Output the material beneath this task exactly, images excluded.

** Begin Task inputs **

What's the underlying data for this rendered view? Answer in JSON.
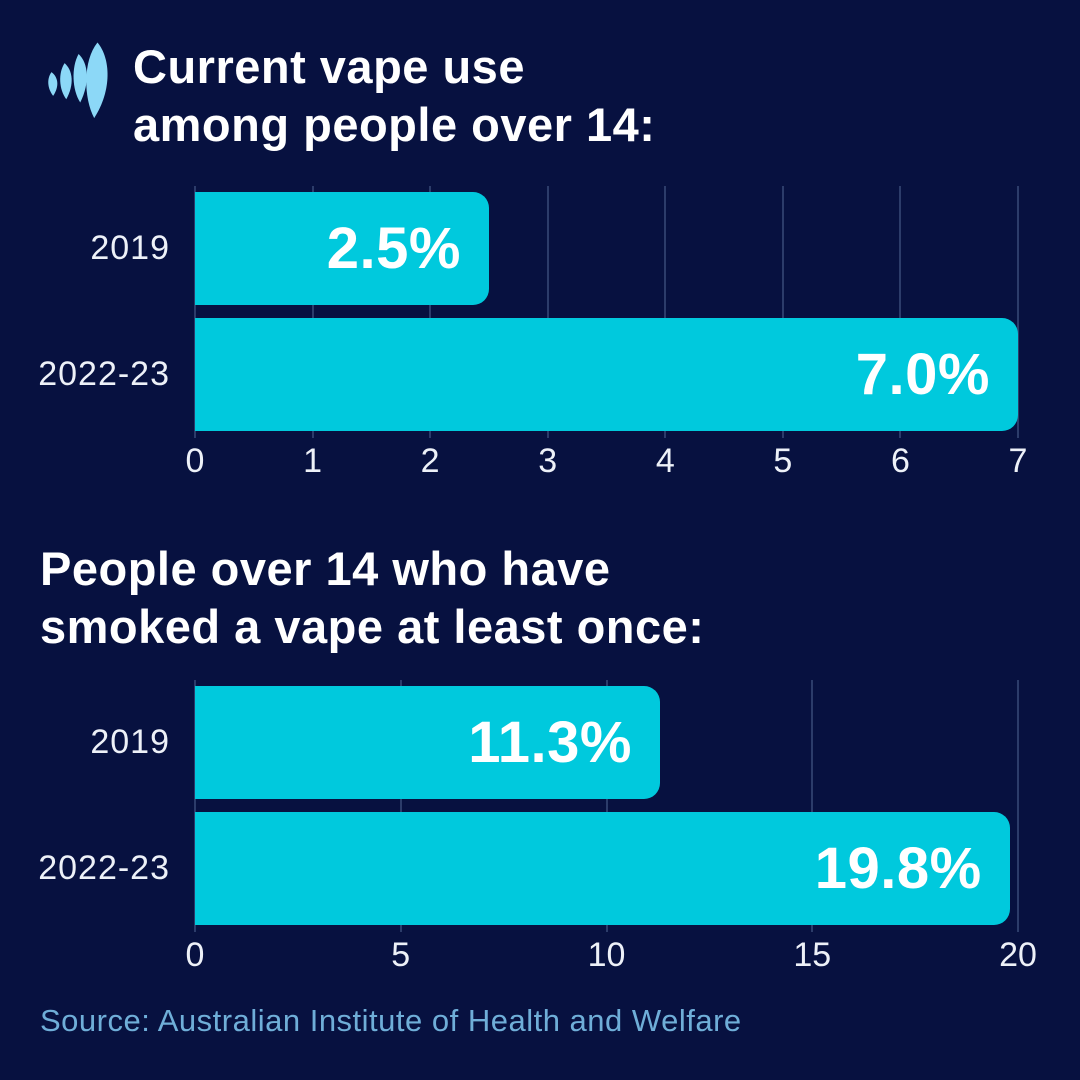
{
  "page": {
    "background": "#071140",
    "bar_color": "#00C9DD",
    "grid_color": "#2C3C6A",
    "label_color": "#EDF1F8",
    "title_color": "#FFFFFF",
    "source_color": "#6FAED8",
    "logo_color": "#8CD8F7"
  },
  "logo": {
    "name": "SBS logo"
  },
  "source": "Source: Australian Institute of Health and Welfare",
  "chart_data": [
    {
      "type": "bar",
      "orientation": "horizontal",
      "title": "Current vape use among people over 14:",
      "title_lines": [
        "Current vape use",
        "among people over 14:"
      ],
      "categories": [
        "2019",
        "2022-23"
      ],
      "values": [
        2.5,
        7.0
      ],
      "value_labels": [
        "2.5%",
        "7.0%"
      ],
      "xlim": [
        0,
        7
      ],
      "x_ticks": [
        0,
        1,
        2,
        3,
        4,
        5,
        6,
        7
      ],
      "x_tick_labels": [
        "0",
        "1",
        "2",
        "3",
        "4",
        "5",
        "6",
        "7"
      ],
      "grid": true,
      "legend": false,
      "bar_color": "#00C9DD"
    },
    {
      "type": "bar",
      "orientation": "horizontal",
      "title": "People over 14 who have smoked a vape at least once:",
      "title_lines": [
        "People over 14 who have",
        "smoked a vape at least once:"
      ],
      "categories": [
        "2019",
        "2022-23"
      ],
      "values": [
        11.3,
        19.8
      ],
      "value_labels": [
        "11.3%",
        "19.8%"
      ],
      "xlim": [
        0,
        20
      ],
      "x_ticks": [
        0,
        5,
        10,
        15,
        20
      ],
      "x_tick_labels": [
        "0",
        "5",
        "10",
        "15",
        "20"
      ],
      "grid": true,
      "legend": false,
      "bar_color": "#00C9DD"
    }
  ]
}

** End Task inputs **

• [Solution to this exercise]
What's the underlying data for this rendered view? Answer in JSON.
{
  "page": {
    "background": "#071140",
    "bar_color": "#00C9DD",
    "grid_color": "#2C3C6A",
    "label_color": "#EDF1F8",
    "title_color": "#FFFFFF",
    "source_color": "#6FAED8",
    "logo_color": "#8CD8F7"
  },
  "logo": {
    "name": "SBS logo"
  },
  "source": "Source: Australian Institute of Health and Welfare",
  "chart_data": [
    {
      "type": "bar",
      "orientation": "horizontal",
      "title": "Current vape use among people over 14:",
      "title_lines": [
        "Current vape use",
        "among people over 14:"
      ],
      "categories": [
        "2019",
        "2022-23"
      ],
      "values": [
        2.5,
        7.0
      ],
      "value_labels": [
        "2.5%",
        "7.0%"
      ],
      "xlim": [
        0,
        7
      ],
      "x_ticks": [
        0,
        1,
        2,
        3,
        4,
        5,
        6,
        7
      ],
      "x_tick_labels": [
        "0",
        "1",
        "2",
        "3",
        "4",
        "5",
        "6",
        "7"
      ],
      "grid": true,
      "legend": false,
      "bar_color": "#00C9DD"
    },
    {
      "type": "bar",
      "orientation": "horizontal",
      "title": "People over 14 who have smoked a vape at least once:",
      "title_lines": [
        "People over 14 who have",
        "smoked a vape at least once:"
      ],
      "categories": [
        "2019",
        "2022-23"
      ],
      "values": [
        11.3,
        19.8
      ],
      "value_labels": [
        "11.3%",
        "19.8%"
      ],
      "xlim": [
        0,
        20
      ],
      "x_ticks": [
        0,
        5,
        10,
        15,
        20
      ],
      "x_tick_labels": [
        "0",
        "5",
        "10",
        "15",
        "20"
      ],
      "grid": true,
      "legend": false,
      "bar_color": "#00C9DD"
    }
  ]
}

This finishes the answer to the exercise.